> [DO THIS]:
Make an exact copy of the entries below with the pictures removed.

> [EXERCISE INPUT]:
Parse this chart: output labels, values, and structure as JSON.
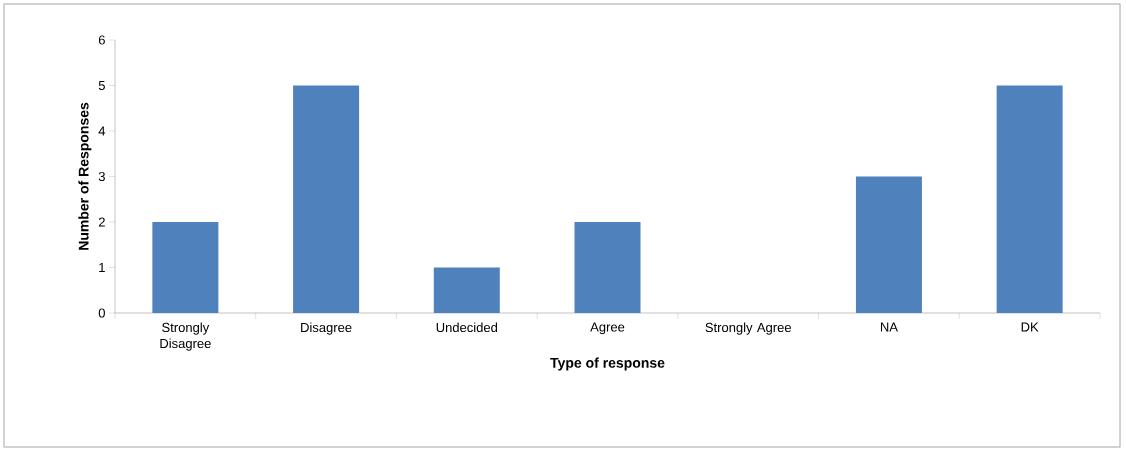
{
  "chart_data": {
    "type": "bar",
    "xlabel": "Type of response",
    "ylabel": "Number of Responses",
    "categories": [
      "Strongly Disagree",
      "Disagree",
      "Undecided",
      "Agree",
      "Strongly Agree",
      "NA",
      "DK"
    ],
    "values": [
      2,
      5,
      1,
      2,
      0,
      3,
      5
    ],
    "color": "#4f81bd",
    "ylim": [
      0,
      6
    ],
    "yticks": [
      0,
      1,
      2,
      3,
      4,
      5,
      6
    ]
  }
}
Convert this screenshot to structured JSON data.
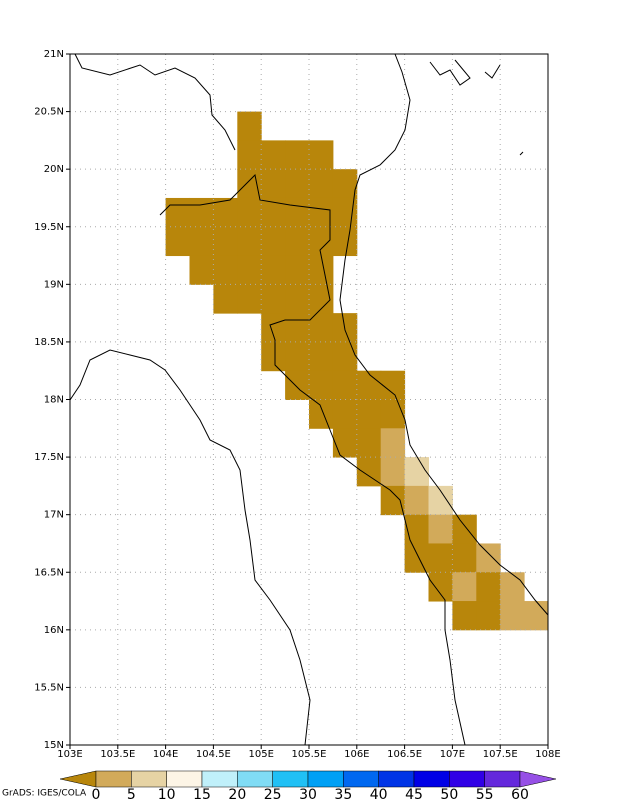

> [COMPLETED TASK]:
Parse this chart: output labels, values, and structure as JSON.
{
  "chart_data": {
    "type": "bar",
    "xlabel": "Type of response",
    "ylabel": "Number of Responses",
    "categories": [
      "Strongly Disagree",
      "Disagree",
      "Undecided",
      "Agree",
      "Strongly Agree",
      "NA",
      "DK"
    ],
    "values": [
      2,
      5,
      1,
      2,
      0,
      3,
      5
    ],
    "color": "#4f81bd",
    "ylim": [
      0,
      6
    ],
    "yticks": [
      0,
      1,
      2,
      3,
      4,
      5,
      6
    ]
  }
}
Convert this screenshot to structured JSON data.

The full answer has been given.